- WHAT THE TASK ASKS
List all lines of the data that include the string "Poliesportiva".

- DATA ENTRIES
+ + +
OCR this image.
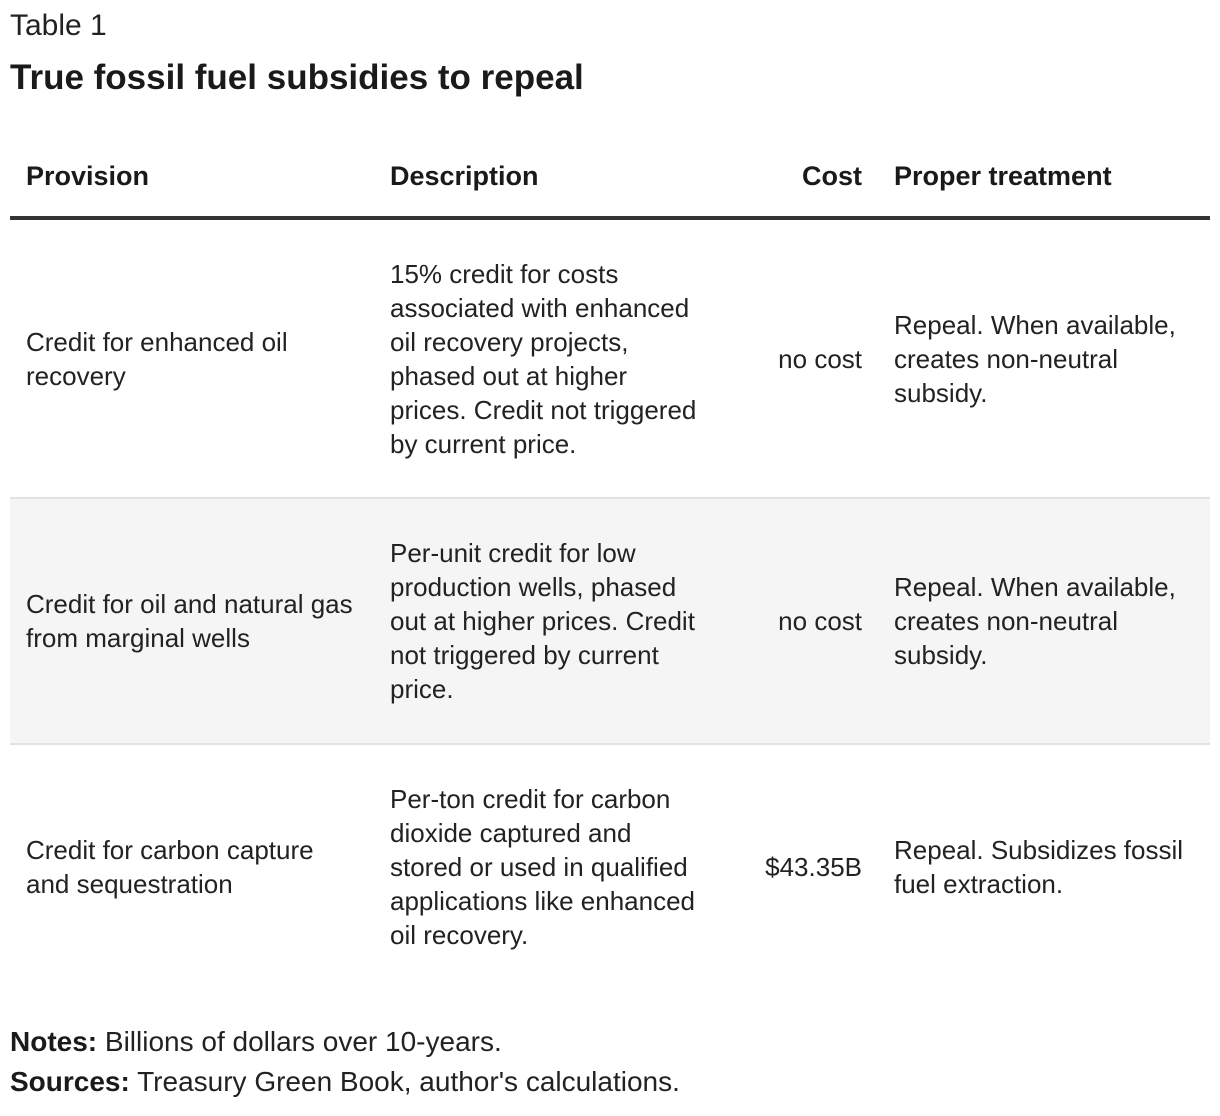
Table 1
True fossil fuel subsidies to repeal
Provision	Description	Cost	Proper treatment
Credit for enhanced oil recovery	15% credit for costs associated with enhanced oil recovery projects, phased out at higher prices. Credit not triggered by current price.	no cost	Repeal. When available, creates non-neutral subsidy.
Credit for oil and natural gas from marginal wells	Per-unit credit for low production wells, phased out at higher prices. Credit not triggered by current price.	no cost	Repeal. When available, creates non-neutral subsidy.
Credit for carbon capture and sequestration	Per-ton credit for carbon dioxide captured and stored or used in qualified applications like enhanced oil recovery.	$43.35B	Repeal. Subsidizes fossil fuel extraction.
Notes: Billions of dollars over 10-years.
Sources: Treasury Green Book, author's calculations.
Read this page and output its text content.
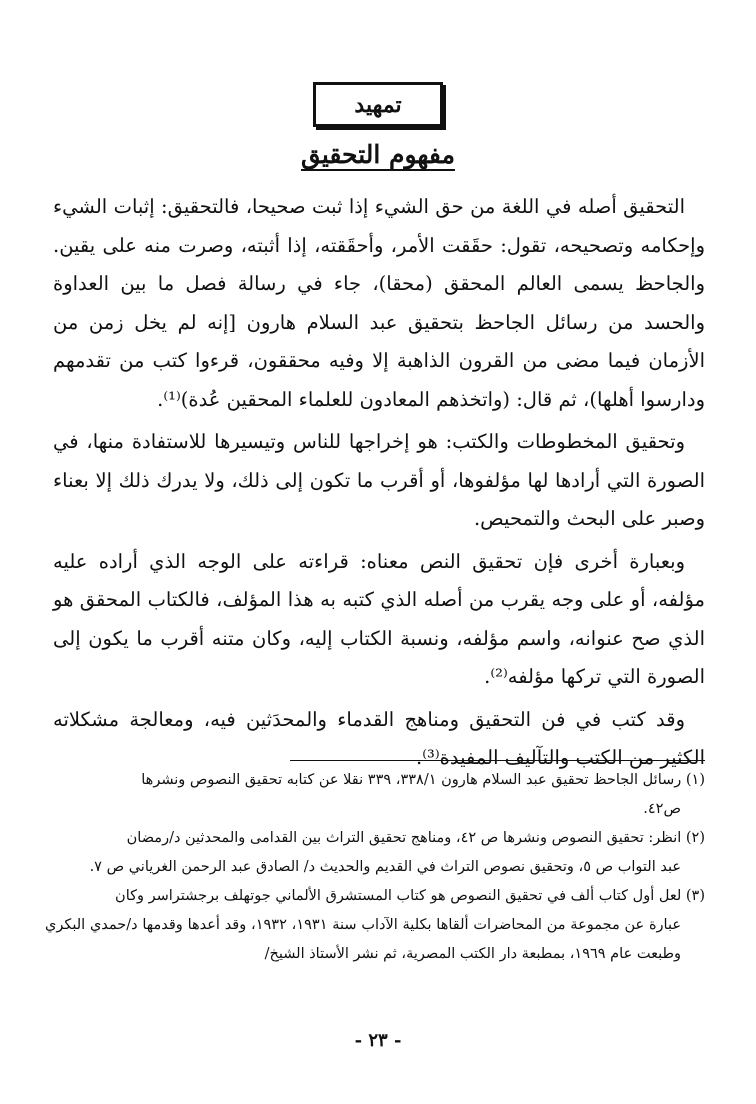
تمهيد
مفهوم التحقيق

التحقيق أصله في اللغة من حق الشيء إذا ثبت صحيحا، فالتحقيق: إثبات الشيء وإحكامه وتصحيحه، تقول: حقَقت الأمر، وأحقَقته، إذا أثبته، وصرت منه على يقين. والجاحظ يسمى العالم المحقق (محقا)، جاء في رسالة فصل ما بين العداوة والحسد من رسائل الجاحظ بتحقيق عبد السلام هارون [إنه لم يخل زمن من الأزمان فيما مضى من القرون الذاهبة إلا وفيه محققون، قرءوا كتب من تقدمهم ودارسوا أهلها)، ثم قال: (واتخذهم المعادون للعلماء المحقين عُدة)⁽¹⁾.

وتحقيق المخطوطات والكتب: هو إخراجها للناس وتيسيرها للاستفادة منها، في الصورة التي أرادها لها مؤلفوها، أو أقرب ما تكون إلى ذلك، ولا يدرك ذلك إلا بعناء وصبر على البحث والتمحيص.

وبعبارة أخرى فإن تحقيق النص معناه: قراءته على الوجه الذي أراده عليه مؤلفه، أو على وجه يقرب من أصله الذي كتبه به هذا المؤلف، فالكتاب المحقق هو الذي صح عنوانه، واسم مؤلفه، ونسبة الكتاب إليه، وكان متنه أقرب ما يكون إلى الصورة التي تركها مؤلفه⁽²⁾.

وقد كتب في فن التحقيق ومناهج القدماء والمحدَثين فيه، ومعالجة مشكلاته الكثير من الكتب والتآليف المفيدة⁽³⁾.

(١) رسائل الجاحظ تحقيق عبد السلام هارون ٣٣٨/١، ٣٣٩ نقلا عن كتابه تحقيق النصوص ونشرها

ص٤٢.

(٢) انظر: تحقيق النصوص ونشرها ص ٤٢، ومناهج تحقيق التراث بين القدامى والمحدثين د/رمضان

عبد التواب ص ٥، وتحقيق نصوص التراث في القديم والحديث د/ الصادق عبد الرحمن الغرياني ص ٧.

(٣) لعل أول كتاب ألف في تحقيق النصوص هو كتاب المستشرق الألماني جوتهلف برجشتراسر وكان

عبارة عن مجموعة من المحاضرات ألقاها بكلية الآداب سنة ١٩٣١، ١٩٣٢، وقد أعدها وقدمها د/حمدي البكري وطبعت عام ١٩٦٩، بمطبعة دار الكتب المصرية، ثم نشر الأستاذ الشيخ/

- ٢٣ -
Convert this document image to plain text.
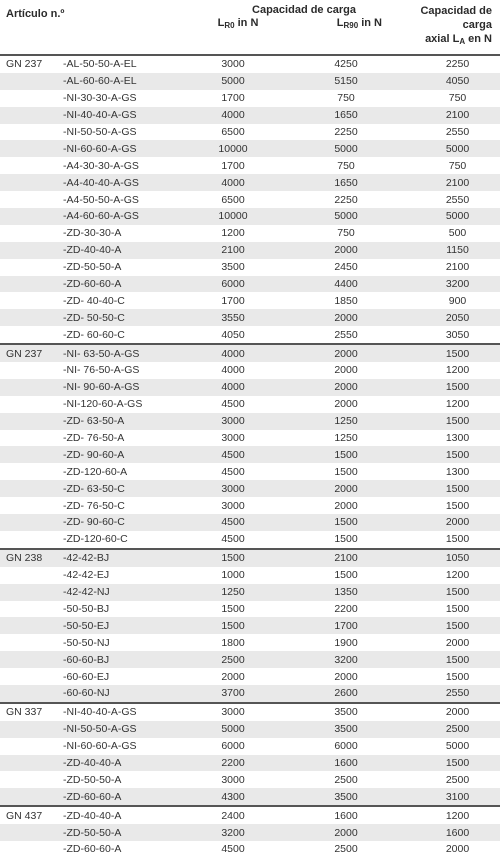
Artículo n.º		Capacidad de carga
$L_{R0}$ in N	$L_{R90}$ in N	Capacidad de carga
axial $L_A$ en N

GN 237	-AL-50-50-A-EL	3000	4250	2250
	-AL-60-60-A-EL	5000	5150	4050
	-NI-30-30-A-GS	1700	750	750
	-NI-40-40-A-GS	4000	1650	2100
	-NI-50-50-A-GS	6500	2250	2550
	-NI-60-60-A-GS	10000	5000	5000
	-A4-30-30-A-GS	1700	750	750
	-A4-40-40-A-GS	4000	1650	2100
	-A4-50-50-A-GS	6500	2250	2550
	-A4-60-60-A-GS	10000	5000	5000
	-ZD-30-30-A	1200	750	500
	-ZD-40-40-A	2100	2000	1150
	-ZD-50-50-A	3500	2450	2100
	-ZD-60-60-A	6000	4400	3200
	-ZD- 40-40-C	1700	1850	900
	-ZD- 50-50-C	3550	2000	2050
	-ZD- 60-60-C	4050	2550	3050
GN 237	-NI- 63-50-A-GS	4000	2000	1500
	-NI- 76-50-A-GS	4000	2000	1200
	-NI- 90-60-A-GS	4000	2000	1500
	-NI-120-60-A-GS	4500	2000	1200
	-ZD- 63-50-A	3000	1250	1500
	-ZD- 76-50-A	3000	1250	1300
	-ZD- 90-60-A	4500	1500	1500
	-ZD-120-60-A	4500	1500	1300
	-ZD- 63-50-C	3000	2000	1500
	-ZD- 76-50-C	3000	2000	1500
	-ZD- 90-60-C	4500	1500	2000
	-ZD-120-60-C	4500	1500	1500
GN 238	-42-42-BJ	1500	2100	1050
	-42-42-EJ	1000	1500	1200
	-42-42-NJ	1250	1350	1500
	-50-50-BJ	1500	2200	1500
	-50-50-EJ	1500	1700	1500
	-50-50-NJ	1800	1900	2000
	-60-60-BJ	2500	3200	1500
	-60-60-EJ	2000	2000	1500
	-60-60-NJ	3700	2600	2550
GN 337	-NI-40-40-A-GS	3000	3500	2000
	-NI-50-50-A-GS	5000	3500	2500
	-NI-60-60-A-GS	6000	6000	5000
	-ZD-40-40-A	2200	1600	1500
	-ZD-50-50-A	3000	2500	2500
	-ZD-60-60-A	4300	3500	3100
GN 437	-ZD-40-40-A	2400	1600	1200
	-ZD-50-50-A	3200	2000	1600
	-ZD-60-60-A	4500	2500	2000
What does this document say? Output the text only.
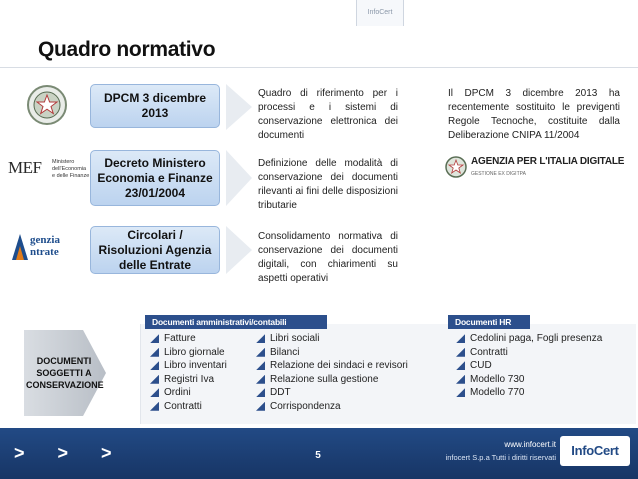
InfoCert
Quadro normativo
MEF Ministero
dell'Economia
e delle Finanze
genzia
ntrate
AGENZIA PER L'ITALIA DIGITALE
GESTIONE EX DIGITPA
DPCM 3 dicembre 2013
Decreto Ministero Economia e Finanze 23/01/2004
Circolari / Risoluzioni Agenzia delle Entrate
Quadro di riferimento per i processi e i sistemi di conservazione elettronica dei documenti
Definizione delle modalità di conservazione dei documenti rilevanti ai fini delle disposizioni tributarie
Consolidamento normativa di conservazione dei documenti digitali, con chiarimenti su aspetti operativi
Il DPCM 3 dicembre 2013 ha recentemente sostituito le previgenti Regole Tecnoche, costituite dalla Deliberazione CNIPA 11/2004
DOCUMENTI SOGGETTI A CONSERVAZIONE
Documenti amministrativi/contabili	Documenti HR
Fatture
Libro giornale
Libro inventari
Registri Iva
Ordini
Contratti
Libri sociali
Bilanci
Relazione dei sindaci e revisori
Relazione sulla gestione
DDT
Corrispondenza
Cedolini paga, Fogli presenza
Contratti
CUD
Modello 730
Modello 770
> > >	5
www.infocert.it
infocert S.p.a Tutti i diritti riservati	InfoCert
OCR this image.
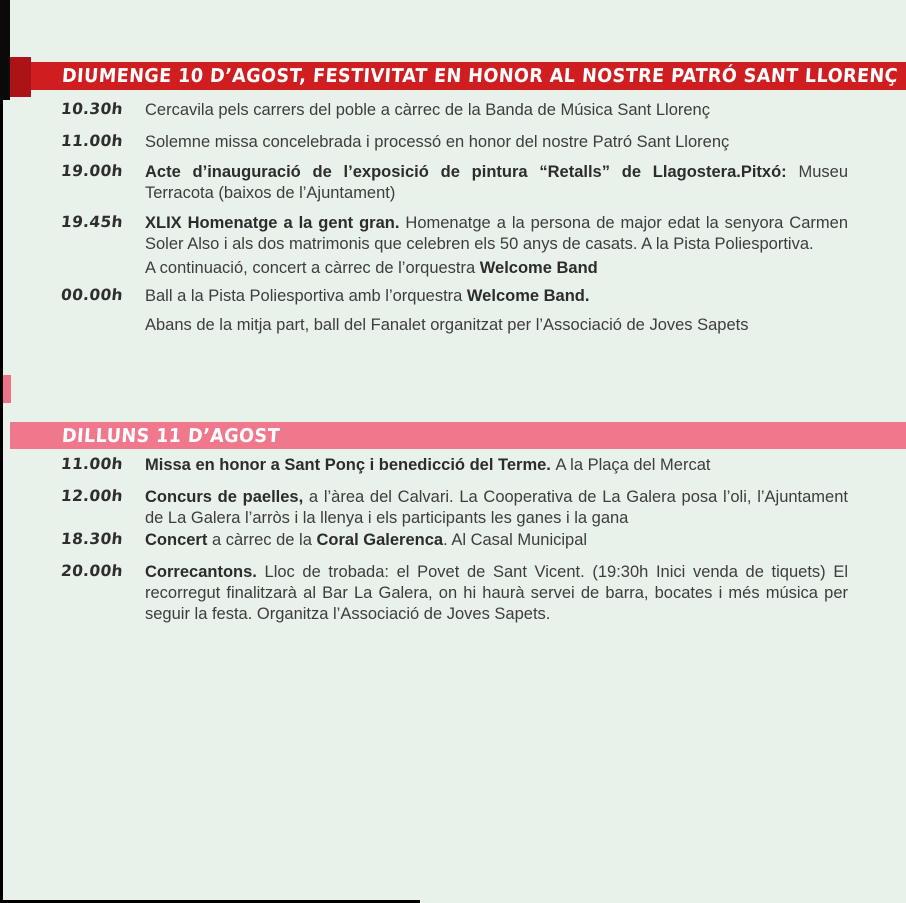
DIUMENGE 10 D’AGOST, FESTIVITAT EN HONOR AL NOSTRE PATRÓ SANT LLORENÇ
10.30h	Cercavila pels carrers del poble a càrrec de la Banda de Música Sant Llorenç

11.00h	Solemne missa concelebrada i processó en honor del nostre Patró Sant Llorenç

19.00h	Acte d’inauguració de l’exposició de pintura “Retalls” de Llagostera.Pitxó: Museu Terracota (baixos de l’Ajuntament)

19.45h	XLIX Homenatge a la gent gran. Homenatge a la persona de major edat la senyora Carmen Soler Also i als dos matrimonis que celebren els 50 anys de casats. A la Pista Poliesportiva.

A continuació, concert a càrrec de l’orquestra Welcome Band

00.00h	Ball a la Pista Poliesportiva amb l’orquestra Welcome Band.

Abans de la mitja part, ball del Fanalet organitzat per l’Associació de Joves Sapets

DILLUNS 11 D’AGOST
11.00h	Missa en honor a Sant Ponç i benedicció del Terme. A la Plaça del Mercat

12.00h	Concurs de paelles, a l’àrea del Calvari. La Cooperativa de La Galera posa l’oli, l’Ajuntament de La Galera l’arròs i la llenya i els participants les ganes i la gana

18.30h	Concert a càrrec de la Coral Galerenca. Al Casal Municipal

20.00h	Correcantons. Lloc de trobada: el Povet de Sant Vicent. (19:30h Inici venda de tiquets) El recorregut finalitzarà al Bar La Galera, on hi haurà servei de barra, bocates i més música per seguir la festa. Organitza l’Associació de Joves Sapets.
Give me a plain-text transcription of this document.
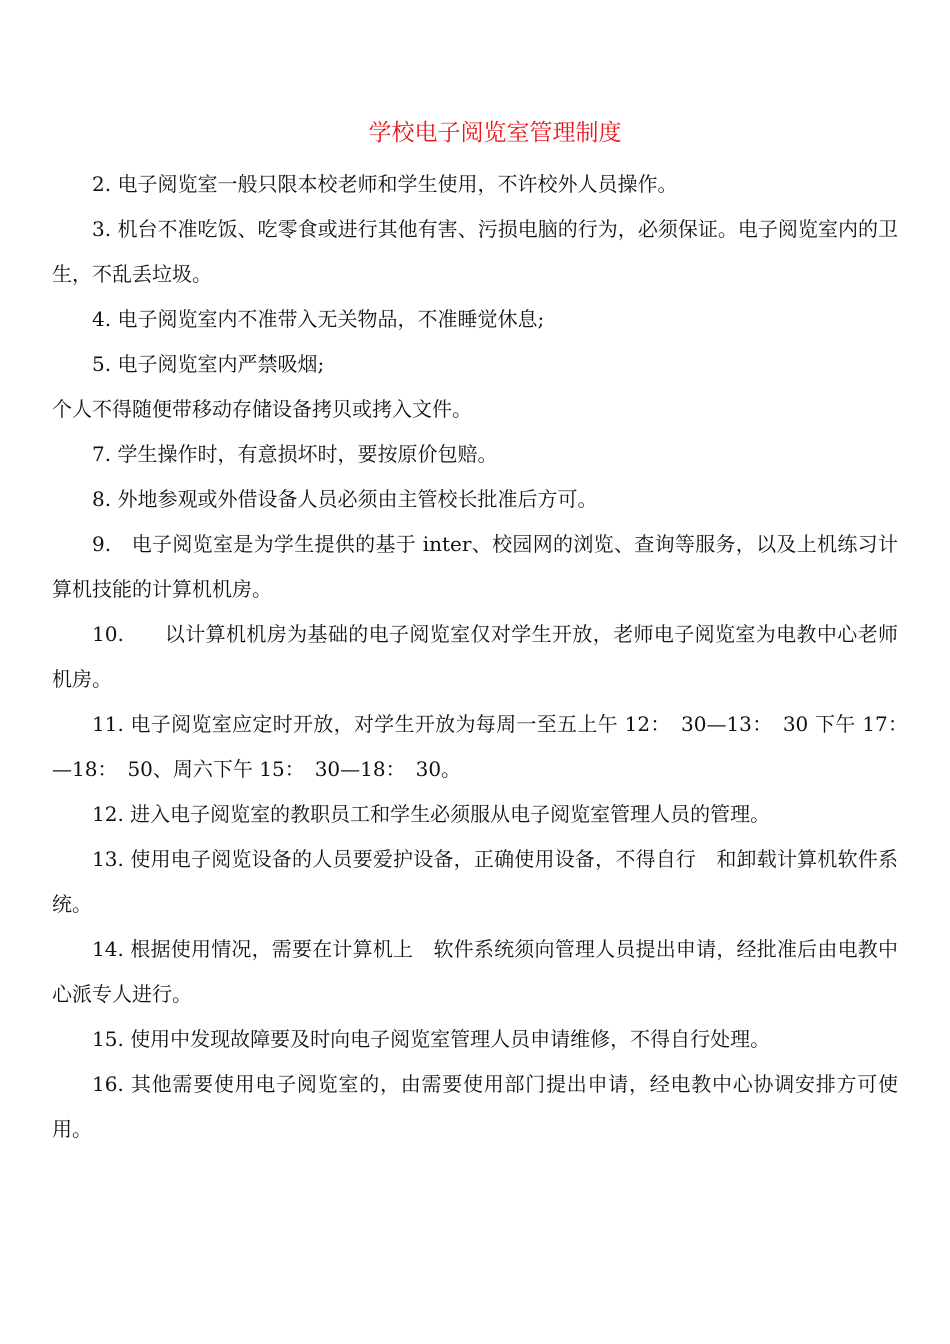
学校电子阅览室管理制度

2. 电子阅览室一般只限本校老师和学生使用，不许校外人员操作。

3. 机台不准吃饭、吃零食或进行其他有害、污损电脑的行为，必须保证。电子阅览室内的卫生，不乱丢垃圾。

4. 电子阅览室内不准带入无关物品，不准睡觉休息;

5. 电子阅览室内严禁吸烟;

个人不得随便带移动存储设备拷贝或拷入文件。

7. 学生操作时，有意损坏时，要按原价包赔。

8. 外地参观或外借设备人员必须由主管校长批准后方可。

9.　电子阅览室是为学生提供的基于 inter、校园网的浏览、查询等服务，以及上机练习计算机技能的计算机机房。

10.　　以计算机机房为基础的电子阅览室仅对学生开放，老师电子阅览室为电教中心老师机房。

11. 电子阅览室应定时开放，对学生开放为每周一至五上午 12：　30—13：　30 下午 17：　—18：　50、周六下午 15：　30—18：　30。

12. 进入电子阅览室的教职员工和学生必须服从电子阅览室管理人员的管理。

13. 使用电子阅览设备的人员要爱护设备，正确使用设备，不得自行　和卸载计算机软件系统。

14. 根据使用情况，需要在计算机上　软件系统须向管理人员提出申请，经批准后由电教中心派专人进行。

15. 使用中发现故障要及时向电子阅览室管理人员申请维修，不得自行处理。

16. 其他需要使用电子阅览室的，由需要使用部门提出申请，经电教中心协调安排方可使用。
+ + +
- THE ANSWER
19.45h	XLIX Homenatge a la gent gran. Homenatge a la persona de major edat la senyora Carmen Soler Also i als dos matrimonis que celebren els 50 anys de casats. A la Pista Poliesportiva.
00.00h	Ball a la Pista Poliesportiva amb l’orquestra Welcome Band.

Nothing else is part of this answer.